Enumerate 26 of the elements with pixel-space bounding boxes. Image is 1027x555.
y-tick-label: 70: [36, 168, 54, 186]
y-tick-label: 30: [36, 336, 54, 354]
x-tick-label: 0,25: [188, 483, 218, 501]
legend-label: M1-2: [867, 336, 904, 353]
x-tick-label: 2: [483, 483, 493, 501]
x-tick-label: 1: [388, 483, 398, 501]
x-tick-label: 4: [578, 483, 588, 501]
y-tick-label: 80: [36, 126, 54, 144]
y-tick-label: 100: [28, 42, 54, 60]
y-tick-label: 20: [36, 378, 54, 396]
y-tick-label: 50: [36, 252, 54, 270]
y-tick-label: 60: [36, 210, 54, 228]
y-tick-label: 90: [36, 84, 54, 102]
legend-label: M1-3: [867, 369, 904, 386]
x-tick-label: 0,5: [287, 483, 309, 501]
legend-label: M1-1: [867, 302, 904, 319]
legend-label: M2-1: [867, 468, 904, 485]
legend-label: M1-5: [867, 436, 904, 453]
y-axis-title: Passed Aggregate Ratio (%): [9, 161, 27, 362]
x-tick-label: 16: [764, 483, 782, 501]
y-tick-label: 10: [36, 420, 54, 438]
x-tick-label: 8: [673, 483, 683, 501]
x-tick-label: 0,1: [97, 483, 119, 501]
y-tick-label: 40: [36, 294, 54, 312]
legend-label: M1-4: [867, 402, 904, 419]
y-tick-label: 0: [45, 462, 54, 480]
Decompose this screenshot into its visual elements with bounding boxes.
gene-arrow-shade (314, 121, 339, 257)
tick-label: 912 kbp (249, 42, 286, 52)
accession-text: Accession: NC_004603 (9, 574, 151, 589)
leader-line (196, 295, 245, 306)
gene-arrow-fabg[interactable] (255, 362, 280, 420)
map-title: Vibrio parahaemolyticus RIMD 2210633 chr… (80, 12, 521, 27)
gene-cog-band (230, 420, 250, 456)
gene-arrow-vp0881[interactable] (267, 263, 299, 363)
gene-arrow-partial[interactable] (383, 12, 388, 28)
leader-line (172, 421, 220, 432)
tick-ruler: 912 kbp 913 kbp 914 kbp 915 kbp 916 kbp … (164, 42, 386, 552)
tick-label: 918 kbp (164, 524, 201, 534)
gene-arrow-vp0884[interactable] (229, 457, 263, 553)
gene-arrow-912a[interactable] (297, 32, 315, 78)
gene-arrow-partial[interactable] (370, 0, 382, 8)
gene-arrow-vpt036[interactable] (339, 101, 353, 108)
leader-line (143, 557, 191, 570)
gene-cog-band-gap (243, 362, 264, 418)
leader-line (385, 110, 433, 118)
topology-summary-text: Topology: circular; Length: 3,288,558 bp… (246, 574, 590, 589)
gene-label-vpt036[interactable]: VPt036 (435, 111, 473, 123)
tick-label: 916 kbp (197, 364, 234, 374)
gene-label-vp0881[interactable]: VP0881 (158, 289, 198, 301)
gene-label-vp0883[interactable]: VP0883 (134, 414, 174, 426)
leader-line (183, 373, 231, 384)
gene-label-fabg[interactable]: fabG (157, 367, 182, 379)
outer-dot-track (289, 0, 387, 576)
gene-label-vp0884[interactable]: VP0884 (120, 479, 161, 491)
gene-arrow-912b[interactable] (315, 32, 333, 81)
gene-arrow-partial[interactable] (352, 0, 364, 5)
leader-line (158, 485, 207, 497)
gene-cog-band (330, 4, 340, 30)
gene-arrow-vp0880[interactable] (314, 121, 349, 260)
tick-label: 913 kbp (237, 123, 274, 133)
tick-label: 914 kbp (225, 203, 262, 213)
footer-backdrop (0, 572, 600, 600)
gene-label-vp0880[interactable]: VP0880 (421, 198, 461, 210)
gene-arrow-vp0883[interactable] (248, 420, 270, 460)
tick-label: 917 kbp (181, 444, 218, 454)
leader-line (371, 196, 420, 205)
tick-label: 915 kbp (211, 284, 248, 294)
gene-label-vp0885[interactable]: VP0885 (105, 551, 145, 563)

──────

Short problem: Please update all the lines above so that each occurrence of "leader-line" becomes "connector-line", leaving everything else unchanged.

The output:
Enumerate 26 of the elements with pixel-space bounding boxes. Image is 1027x555.
y-tick-label: 70: [36, 168, 54, 186]
y-tick-label: 30: [36, 336, 54, 354]
x-tick-label: 0,25: [188, 483, 218, 501]
legend-label: M1-2: [867, 336, 904, 353]
x-tick-label: 2: [483, 483, 493, 501]
x-tick-label: 1: [388, 483, 398, 501]
x-tick-label: 4: [578, 483, 588, 501]
y-tick-label: 80: [36, 126, 54, 144]
y-tick-label: 100: [28, 42, 54, 60]
y-tick-label: 20: [36, 378, 54, 396]
y-tick-label: 50: [36, 252, 54, 270]
y-tick-label: 60: [36, 210, 54, 228]
y-tick-label: 90: [36, 84, 54, 102]
legend-label: M1-3: [867, 369, 904, 386]
x-tick-label: 0,5: [287, 483, 309, 501]
legend-label: M1-1: [867, 302, 904, 319]
legend-label: M2-1: [867, 468, 904, 485]
legend-label: M1-5: [867, 436, 904, 453]
y-axis-title: Passed Aggregate Ratio (%): [9, 161, 27, 362]
x-tick-label: 16: [764, 483, 782, 501]
y-tick-label: 10: [36, 420, 54, 438]
x-tick-label: 8: [673, 483, 683, 501]
x-tick-label: 0,1: [97, 483, 119, 501]
y-tick-label: 40: [36, 294, 54, 312]
legend-label: M1-4: [867, 402, 904, 419]
y-tick-label: 0: [45, 462, 54, 480]
Decompose this screenshot into its visual elements with bounding boxes.
gene-arrow-shade (314, 121, 339, 257)
tick-label: 912 kbp (249, 42, 286, 52)
accession-text: Accession: NC_004603 (9, 574, 151, 589)
connector-line (196, 295, 245, 306)
gene-arrow-fabg[interactable] (255, 362, 280, 420)
map-title: Vibrio parahaemolyticus RIMD 2210633 chr… (80, 12, 521, 27)
gene-cog-band (230, 420, 250, 456)
gene-arrow-vp0881[interactable] (267, 263, 299, 363)
gene-arrow-partial[interactable] (383, 12, 388, 28)
connector-line (172, 421, 220, 432)
tick-ruler: 912 kbp 913 kbp 914 kbp 915 kbp 916 kbp … (164, 42, 386, 552)
tick-label: 918 kbp (164, 524, 201, 534)
gene-arrow-vp0884[interactable] (229, 457, 263, 553)
gene-arrow-912a[interactable] (297, 32, 315, 78)
gene-arrow-partial[interactable] (370, 0, 382, 8)
gene-arrow-vpt036[interactable] (339, 101, 353, 108)
connector-line (143, 557, 191, 570)
gene-cog-band-gap (243, 362, 264, 418)
connector-line (385, 110, 433, 118)
topology-summary-text: Topology: circular; Length: 3,288,558 bp… (246, 574, 590, 589)
gene-label-vpt036[interactable]: VPt036 (435, 111, 473, 123)
tick-label: 916 kbp (197, 364, 234, 374)
gene-label-vp0881[interactable]: VP0881 (158, 289, 198, 301)
gene-label-vp0883[interactable]: VP0883 (134, 414, 174, 426)
connector-line (183, 373, 231, 384)
gene-label-fabg[interactable]: fabG (157, 367, 182, 379)
outer-dot-track (289, 0, 387, 576)
gene-label-vp0884[interactable]: VP0884 (120, 479, 161, 491)
gene-arrow-912b[interactable] (315, 32, 333, 81)
gene-arrow-partial[interactable] (352, 0, 364, 5)
connector-line (158, 485, 207, 497)
gene-cog-band (330, 4, 340, 30)
gene-arrow-vp0880[interactable] (314, 121, 349, 260)
tick-label: 913 kbp (237, 123, 274, 133)
tick-label: 914 kbp (225, 203, 262, 213)
footer-backdrop (0, 572, 600, 600)
gene-label-vp0880[interactable]: VP0880 (421, 198, 461, 210)
gene-arrow-vp0883[interactable] (248, 420, 270, 460)
tick-label: 917 kbp (181, 444, 218, 454)
connector-line (371, 196, 420, 205)
tick-label: 915 kbp (211, 284, 248, 294)
gene-label-vp0885[interactable]: VP0885 (105, 551, 145, 563)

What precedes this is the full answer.